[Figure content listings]
** Begin **

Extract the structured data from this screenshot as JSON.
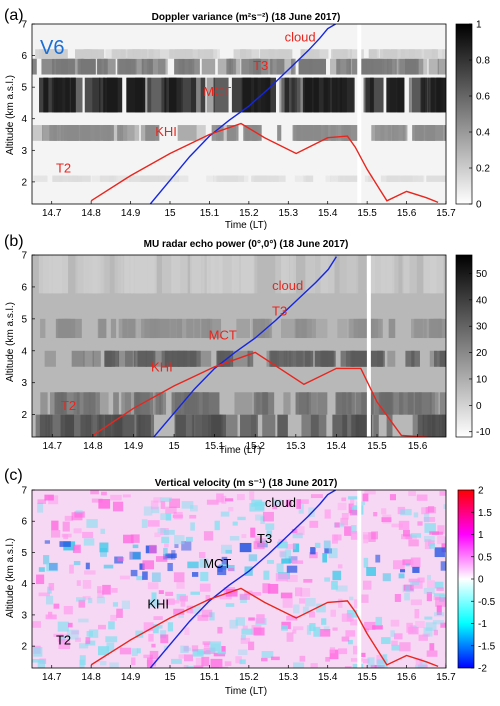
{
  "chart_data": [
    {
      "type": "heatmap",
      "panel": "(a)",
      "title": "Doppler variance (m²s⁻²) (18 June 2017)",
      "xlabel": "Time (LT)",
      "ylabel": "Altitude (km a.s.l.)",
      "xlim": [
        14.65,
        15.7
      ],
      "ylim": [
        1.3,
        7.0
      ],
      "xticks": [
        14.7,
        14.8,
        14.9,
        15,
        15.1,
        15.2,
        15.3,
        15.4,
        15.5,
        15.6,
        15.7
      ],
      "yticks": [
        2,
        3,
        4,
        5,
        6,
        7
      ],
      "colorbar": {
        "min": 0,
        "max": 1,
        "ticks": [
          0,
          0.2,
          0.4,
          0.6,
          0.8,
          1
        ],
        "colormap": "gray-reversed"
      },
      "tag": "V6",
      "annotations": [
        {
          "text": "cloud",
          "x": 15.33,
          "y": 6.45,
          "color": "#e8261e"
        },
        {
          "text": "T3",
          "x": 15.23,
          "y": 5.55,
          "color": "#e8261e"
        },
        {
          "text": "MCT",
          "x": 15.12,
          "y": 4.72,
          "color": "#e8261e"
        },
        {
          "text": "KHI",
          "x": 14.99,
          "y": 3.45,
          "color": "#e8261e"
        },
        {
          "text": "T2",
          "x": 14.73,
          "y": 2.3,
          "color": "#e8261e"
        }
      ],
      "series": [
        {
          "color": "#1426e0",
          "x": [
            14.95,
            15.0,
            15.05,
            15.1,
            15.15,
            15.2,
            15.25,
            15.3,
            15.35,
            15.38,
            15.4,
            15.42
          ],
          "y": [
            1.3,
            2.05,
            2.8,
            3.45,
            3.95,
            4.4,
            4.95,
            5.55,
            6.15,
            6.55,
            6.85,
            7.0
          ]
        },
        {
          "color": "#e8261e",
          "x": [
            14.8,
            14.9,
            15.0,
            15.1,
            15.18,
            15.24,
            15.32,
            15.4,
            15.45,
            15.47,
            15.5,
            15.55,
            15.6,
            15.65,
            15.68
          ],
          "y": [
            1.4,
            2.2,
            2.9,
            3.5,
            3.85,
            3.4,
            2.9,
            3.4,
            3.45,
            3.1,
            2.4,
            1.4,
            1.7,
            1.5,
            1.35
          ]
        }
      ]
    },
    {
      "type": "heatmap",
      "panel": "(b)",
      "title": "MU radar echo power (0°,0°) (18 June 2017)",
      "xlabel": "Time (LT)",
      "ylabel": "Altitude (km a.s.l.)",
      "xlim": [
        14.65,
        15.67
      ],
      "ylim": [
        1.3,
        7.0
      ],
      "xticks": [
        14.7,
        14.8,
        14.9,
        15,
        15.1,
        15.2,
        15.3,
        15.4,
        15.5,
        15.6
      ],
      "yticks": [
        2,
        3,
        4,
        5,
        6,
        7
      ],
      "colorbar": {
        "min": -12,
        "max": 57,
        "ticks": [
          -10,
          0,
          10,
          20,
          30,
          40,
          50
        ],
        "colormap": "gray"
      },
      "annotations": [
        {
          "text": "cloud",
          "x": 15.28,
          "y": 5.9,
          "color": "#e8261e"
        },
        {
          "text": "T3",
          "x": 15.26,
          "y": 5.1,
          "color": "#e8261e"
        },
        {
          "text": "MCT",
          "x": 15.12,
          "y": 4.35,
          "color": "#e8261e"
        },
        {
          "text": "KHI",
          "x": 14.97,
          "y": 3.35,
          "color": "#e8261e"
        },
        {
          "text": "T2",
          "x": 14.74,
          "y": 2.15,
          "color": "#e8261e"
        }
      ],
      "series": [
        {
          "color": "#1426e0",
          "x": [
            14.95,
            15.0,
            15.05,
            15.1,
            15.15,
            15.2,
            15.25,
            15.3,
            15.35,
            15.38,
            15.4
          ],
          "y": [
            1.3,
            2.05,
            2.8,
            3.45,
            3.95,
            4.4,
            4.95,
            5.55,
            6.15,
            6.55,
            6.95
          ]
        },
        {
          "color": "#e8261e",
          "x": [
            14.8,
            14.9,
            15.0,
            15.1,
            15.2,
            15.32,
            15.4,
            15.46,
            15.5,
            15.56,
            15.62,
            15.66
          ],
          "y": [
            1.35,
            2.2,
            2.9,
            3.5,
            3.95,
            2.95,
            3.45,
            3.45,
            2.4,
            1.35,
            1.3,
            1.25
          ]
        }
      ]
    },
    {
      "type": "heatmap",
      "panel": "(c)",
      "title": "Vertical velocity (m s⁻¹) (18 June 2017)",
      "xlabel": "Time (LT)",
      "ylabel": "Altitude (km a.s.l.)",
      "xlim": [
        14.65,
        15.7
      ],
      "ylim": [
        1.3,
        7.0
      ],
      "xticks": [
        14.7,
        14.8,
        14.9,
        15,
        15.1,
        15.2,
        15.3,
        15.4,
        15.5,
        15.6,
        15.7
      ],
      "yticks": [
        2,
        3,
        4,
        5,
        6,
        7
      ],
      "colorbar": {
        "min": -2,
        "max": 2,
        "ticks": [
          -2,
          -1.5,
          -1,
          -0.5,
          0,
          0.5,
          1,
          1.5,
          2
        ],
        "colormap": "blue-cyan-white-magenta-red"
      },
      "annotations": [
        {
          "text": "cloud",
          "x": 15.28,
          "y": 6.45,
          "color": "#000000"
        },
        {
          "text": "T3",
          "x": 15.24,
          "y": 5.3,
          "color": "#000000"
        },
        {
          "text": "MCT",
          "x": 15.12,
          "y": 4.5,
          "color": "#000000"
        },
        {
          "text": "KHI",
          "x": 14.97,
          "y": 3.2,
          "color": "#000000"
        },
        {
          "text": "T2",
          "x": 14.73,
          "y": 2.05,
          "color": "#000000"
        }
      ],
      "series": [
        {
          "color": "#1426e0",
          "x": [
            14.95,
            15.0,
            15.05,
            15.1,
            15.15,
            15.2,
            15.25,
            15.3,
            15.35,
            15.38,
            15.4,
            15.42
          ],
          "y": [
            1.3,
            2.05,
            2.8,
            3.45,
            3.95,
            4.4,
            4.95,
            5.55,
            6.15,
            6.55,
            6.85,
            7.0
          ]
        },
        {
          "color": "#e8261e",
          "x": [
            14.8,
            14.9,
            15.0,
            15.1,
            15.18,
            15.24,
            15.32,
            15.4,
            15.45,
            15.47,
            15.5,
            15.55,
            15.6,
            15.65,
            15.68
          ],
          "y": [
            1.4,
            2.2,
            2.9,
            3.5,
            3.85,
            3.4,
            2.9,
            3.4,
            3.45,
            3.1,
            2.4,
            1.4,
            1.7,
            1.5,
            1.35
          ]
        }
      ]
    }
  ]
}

** End **

TASK STATEMENT:
Copy all the data exactly as written, but skip any picture.

FULL RESPONSE:
Extract the structured data from this screenshot as JSON.
{
  "chart_data": [
    {
      "type": "heatmap",
      "panel": "(a)",
      "title": "Doppler variance (m²s⁻²) (18 June 2017)",
      "xlabel": "Time (LT)",
      "ylabel": "Altitude (km a.s.l.)",
      "xlim": [
        14.65,
        15.7
      ],
      "ylim": [
        1.3,
        7.0
      ],
      "xticks": [
        14.7,
        14.8,
        14.9,
        15,
        15.1,
        15.2,
        15.3,
        15.4,
        15.5,
        15.6,
        15.7
      ],
      "yticks": [
        2,
        3,
        4,
        5,
        6,
        7
      ],
      "colorbar": {
        "min": 0,
        "max": 1,
        "ticks": [
          0,
          0.2,
          0.4,
          0.6,
          0.8,
          1
        ],
        "colormap": "gray-reversed"
      },
      "tag": "V6",
      "annotations": [
        {
          "text": "cloud",
          "x": 15.33,
          "y": 6.45,
          "color": "#e8261e"
        },
        {
          "text": "T3",
          "x": 15.23,
          "y": 5.55,
          "color": "#e8261e"
        },
        {
          "text": "MCT",
          "x": 15.12,
          "y": 4.72,
          "color": "#e8261e"
        },
        {
          "text": "KHI",
          "x": 14.99,
          "y": 3.45,
          "color": "#e8261e"
        },
        {
          "text": "T2",
          "x": 14.73,
          "y": 2.3,
          "color": "#e8261e"
        }
      ],
      "series": [
        {
          "color": "#1426e0",
          "x": [
            14.95,
            15.0,
            15.05,
            15.1,
            15.15,
            15.2,
            15.25,
            15.3,
            15.35,
            15.38,
            15.4,
            15.42
          ],
          "y": [
            1.3,
            2.05,
            2.8,
            3.45,
            3.95,
            4.4,
            4.95,
            5.55,
            6.15,
            6.55,
            6.85,
            7.0
          ]
        },
        {
          "color": "#e8261e",
          "x": [
            14.8,
            14.9,
            15.0,
            15.1,
            15.18,
            15.24,
            15.32,
            15.4,
            15.45,
            15.47,
            15.5,
            15.55,
            15.6,
            15.65,
            15.68
          ],
          "y": [
            1.4,
            2.2,
            2.9,
            3.5,
            3.85,
            3.4,
            2.9,
            3.4,
            3.45,
            3.1,
            2.4,
            1.4,
            1.7,
            1.5,
            1.35
          ]
        }
      ]
    },
    {
      "type": "heatmap",
      "panel": "(b)",
      "title": "MU radar echo power (0°,0°) (18 June 2017)",
      "xlabel": "Time (LT)",
      "ylabel": "Altitude (km a.s.l.)",
      "xlim": [
        14.65,
        15.67
      ],
      "ylim": [
        1.3,
        7.0
      ],
      "xticks": [
        14.7,
        14.8,
        14.9,
        15,
        15.1,
        15.2,
        15.3,
        15.4,
        15.5,
        15.6
      ],
      "yticks": [
        2,
        3,
        4,
        5,
        6,
        7
      ],
      "colorbar": {
        "min": -12,
        "max": 57,
        "ticks": [
          -10,
          0,
          10,
          20,
          30,
          40,
          50
        ],
        "colormap": "gray"
      },
      "annotations": [
        {
          "text": "cloud",
          "x": 15.28,
          "y": 5.9,
          "color": "#e8261e"
        },
        {
          "text": "T3",
          "x": 15.26,
          "y": 5.1,
          "color": "#e8261e"
        },
        {
          "text": "MCT",
          "x": 15.12,
          "y": 4.35,
          "color": "#e8261e"
        },
        {
          "text": "KHI",
          "x": 14.97,
          "y": 3.35,
          "color": "#e8261e"
        },
        {
          "text": "T2",
          "x": 14.74,
          "y": 2.15,
          "color": "#e8261e"
        }
      ],
      "series": [
        {
          "color": "#1426e0",
          "x": [
            14.95,
            15.0,
            15.05,
            15.1,
            15.15,
            15.2,
            15.25,
            15.3,
            15.35,
            15.38,
            15.4
          ],
          "y": [
            1.3,
            2.05,
            2.8,
            3.45,
            3.95,
            4.4,
            4.95,
            5.55,
            6.15,
            6.55,
            6.95
          ]
        },
        {
          "color": "#e8261e",
          "x": [
            14.8,
            14.9,
            15.0,
            15.1,
            15.2,
            15.32,
            15.4,
            15.46,
            15.5,
            15.56,
            15.62,
            15.66
          ],
          "y": [
            1.35,
            2.2,
            2.9,
            3.5,
            3.95,
            2.95,
            3.45,
            3.45,
            2.4,
            1.35,
            1.3,
            1.25
          ]
        }
      ]
    },
    {
      "type": "heatmap",
      "panel": "(c)",
      "title": "Vertical velocity (m s⁻¹) (18 June 2017)",
      "xlabel": "Time (LT)",
      "ylabel": "Altitude (km a.s.l.)",
      "xlim": [
        14.65,
        15.7
      ],
      "ylim": [
        1.3,
        7.0
      ],
      "xticks": [
        14.7,
        14.8,
        14.9,
        15,
        15.1,
        15.2,
        15.3,
        15.4,
        15.5,
        15.6,
        15.7
      ],
      "yticks": [
        2,
        3,
        4,
        5,
        6,
        7
      ],
      "colorbar": {
        "min": -2,
        "max": 2,
        "ticks": [
          -2,
          -1.5,
          -1,
          -0.5,
          0,
          0.5,
          1,
          1.5,
          2
        ],
        "colormap": "blue-cyan-white-magenta-red"
      },
      "annotations": [
        {
          "text": "cloud",
          "x": 15.28,
          "y": 6.45,
          "color": "#000000"
        },
        {
          "text": "T3",
          "x": 15.24,
          "y": 5.3,
          "color": "#000000"
        },
        {
          "text": "MCT",
          "x": 15.12,
          "y": 4.5,
          "color": "#000000"
        },
        {
          "text": "KHI",
          "x": 14.97,
          "y": 3.2,
          "color": "#000000"
        },
        {
          "text": "T2",
          "x": 14.73,
          "y": 2.05,
          "color": "#000000"
        }
      ],
      "series": [
        {
          "color": "#1426e0",
          "x": [
            14.95,
            15.0,
            15.05,
            15.1,
            15.15,
            15.2,
            15.25,
            15.3,
            15.35,
            15.38,
            15.4,
            15.42
          ],
          "y": [
            1.3,
            2.05,
            2.8,
            3.45,
            3.95,
            4.4,
            4.95,
            5.55,
            6.15,
            6.55,
            6.85,
            7.0
          ]
        },
        {
          "color": "#e8261e",
          "x": [
            14.8,
            14.9,
            15.0,
            15.1,
            15.18,
            15.24,
            15.32,
            15.4,
            15.45,
            15.47,
            15.5,
            15.55,
            15.6,
            15.65,
            15.68
          ],
          "y": [
            1.4,
            2.2,
            2.9,
            3.5,
            3.85,
            3.4,
            2.9,
            3.4,
            3.45,
            3.1,
            2.4,
            1.4,
            1.7,
            1.5,
            1.35
          ]
        }
      ]
    }
  ]
}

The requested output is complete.